[Stored items]

§ §

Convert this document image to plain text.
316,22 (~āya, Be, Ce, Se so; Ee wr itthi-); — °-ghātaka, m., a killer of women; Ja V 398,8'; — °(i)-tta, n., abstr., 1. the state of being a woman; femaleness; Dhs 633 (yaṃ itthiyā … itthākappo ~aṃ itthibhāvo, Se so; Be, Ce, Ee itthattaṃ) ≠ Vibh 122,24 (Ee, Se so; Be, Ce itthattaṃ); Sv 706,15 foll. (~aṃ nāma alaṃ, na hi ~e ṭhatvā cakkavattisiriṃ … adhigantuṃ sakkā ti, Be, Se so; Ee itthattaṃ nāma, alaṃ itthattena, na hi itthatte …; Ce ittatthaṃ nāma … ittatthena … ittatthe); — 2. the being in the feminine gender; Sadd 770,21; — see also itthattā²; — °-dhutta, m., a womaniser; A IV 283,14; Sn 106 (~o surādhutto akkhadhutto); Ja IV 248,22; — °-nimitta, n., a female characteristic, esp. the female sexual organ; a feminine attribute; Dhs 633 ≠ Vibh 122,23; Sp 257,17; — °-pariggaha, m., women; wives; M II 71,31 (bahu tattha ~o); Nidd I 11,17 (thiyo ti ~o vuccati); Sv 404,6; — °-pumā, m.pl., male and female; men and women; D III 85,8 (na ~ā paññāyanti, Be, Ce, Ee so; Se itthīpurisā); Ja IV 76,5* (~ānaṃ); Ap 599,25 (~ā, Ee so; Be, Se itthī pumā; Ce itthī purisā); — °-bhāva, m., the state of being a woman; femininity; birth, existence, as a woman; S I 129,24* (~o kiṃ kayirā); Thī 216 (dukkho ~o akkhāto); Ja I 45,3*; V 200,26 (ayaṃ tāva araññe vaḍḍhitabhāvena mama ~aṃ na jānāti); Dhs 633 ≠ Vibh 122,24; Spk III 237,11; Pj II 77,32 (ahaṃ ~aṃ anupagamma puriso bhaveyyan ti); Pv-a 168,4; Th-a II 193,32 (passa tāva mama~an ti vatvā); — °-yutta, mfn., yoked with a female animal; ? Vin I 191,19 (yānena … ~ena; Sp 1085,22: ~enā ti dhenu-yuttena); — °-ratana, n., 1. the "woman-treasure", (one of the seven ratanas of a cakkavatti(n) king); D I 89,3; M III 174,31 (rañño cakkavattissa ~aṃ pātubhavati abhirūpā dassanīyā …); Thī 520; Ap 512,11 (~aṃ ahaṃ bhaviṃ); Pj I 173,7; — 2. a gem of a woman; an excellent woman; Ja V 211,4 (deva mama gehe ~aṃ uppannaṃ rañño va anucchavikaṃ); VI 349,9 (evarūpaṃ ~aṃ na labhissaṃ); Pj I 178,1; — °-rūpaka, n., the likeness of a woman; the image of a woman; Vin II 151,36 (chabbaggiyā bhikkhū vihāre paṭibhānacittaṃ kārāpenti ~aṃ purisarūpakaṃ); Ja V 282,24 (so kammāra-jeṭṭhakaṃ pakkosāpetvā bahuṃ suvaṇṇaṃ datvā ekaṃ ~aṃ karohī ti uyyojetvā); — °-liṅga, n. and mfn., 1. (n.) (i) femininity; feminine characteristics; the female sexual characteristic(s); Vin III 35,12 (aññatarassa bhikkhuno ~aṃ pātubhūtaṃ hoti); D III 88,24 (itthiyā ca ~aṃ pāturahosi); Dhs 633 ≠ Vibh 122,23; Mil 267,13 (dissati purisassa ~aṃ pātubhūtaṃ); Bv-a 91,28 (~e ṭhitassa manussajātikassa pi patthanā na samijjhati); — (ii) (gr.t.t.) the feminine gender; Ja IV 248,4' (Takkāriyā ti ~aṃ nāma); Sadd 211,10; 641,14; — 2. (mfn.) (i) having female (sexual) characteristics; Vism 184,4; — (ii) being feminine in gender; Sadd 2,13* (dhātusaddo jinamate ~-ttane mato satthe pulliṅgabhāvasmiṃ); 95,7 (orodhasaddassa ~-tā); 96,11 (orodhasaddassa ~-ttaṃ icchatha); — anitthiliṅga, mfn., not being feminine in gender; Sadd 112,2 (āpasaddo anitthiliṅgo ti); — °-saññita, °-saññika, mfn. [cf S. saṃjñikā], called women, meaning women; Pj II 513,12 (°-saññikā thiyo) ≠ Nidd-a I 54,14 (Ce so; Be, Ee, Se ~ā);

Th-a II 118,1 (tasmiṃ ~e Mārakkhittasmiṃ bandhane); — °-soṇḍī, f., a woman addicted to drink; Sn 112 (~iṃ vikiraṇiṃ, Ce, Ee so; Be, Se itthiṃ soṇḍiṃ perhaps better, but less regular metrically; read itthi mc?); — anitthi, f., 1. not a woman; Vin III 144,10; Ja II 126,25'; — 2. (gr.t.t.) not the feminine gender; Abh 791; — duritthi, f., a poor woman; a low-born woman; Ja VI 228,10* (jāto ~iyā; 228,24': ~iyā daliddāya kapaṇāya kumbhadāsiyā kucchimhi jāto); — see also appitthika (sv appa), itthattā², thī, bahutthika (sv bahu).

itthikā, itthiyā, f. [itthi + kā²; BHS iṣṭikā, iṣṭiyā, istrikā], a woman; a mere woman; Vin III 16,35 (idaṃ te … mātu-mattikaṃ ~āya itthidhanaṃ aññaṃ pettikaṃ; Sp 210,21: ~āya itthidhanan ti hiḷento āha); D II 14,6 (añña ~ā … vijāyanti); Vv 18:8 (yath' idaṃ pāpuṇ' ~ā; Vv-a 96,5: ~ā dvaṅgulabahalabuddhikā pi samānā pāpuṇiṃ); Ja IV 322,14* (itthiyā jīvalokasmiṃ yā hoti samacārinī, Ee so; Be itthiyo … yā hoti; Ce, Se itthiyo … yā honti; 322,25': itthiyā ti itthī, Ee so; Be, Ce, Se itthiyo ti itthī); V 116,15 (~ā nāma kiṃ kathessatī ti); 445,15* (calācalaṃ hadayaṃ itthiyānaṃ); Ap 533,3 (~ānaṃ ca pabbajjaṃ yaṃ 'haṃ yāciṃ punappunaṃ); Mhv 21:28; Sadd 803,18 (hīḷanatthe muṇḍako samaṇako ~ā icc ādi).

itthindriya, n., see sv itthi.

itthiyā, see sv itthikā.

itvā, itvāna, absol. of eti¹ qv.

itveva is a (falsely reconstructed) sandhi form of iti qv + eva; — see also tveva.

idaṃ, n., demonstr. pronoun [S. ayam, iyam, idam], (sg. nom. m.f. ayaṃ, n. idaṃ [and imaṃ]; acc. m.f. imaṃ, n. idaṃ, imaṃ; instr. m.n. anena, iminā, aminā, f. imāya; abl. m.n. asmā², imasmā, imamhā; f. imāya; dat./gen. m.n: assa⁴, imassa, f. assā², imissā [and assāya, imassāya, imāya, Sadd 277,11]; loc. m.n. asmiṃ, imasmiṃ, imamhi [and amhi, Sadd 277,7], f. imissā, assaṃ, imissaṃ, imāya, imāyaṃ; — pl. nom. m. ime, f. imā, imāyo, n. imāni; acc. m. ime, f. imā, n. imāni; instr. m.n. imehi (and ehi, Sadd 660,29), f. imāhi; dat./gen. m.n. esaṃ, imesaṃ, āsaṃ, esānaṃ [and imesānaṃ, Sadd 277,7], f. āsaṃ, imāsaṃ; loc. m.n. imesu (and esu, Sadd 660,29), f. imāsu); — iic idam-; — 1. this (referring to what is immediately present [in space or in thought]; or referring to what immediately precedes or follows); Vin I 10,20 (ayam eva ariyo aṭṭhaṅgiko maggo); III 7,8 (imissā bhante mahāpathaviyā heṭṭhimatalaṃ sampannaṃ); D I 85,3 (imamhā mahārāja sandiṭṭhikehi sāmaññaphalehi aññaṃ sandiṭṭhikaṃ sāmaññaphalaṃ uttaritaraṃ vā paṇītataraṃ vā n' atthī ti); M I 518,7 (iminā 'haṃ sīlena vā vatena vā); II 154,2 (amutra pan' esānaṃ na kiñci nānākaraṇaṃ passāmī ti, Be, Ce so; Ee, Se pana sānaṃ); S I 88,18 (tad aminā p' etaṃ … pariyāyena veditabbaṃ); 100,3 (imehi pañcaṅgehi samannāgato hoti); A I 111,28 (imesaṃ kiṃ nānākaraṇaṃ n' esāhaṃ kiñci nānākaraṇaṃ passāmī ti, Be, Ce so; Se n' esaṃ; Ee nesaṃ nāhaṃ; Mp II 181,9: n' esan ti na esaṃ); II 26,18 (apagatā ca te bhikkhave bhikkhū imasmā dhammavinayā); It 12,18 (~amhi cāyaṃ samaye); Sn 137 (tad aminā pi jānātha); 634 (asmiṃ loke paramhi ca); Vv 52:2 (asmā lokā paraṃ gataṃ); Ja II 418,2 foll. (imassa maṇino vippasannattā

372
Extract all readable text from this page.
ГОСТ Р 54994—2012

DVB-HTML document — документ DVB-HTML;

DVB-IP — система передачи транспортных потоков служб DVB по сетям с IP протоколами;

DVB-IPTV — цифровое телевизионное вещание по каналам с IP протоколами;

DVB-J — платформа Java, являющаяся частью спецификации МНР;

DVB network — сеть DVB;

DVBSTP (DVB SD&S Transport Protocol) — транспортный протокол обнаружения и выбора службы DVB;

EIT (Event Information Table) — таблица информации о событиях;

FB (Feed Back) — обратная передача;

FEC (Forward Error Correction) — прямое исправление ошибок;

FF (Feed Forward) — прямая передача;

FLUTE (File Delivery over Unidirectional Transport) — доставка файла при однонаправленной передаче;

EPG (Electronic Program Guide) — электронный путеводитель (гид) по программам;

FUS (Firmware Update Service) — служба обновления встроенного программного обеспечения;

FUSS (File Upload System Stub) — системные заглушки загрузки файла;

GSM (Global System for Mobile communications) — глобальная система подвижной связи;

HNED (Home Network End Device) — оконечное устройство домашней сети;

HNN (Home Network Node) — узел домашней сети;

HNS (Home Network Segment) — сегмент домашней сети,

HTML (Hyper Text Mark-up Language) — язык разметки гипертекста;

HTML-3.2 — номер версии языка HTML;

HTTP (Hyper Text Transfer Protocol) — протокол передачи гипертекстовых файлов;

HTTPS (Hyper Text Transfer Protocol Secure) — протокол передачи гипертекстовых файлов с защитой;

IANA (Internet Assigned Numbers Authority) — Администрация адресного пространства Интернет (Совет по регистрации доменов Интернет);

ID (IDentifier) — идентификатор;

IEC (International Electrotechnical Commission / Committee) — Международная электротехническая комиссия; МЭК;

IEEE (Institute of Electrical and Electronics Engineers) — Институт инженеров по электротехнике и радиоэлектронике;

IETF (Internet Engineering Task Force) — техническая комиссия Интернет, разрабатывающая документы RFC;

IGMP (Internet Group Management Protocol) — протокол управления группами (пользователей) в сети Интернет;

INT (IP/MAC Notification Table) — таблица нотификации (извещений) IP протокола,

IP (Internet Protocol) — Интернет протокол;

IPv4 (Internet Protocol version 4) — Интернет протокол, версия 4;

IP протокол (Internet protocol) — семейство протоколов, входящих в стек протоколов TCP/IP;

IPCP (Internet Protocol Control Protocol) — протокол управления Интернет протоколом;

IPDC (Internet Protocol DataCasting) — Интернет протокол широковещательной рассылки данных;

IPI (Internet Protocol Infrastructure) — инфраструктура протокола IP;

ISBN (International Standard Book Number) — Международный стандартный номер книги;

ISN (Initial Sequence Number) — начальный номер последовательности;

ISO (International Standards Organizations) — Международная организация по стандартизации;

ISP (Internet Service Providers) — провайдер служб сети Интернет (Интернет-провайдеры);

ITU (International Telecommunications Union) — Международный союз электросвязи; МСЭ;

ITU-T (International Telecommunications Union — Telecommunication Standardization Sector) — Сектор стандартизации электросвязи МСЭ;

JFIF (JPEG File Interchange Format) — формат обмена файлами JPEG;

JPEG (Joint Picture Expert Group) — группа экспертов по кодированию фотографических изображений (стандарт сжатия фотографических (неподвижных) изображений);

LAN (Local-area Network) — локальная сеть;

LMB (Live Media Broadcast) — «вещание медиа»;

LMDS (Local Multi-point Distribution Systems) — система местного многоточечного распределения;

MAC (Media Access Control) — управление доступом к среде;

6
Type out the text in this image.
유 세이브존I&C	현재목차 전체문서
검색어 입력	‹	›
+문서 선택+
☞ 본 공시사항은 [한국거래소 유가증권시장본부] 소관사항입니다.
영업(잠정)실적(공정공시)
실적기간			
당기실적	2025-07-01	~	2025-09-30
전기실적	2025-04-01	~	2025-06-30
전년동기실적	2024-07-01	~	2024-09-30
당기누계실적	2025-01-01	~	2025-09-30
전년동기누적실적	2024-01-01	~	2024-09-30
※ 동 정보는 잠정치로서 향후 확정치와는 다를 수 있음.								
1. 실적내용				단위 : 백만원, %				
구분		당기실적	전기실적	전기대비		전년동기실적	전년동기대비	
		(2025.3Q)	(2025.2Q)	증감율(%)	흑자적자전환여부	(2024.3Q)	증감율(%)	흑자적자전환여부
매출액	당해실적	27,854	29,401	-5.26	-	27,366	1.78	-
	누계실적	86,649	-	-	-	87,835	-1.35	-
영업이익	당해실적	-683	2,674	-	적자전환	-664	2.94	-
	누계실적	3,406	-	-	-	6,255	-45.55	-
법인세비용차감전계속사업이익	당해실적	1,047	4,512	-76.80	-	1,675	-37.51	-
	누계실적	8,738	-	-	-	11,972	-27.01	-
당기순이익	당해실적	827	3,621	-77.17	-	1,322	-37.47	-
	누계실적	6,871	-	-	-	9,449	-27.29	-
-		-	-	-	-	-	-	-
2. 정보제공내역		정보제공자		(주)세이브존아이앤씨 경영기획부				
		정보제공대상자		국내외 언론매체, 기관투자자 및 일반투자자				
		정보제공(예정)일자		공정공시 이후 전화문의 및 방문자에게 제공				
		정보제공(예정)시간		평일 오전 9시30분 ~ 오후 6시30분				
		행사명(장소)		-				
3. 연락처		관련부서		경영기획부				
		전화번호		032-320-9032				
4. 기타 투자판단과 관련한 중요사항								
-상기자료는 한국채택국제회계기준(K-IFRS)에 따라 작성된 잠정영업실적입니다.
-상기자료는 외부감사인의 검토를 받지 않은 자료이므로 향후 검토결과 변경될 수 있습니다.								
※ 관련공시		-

§ §

For the listing above, identify each line bearing "протоколами".

DVB-IP — система передачи транспортных потоков служб DVB по сетям с IP протоколами;
DVB-IPTV — цифровое телевизионное вещание по каналам с IP протоколами;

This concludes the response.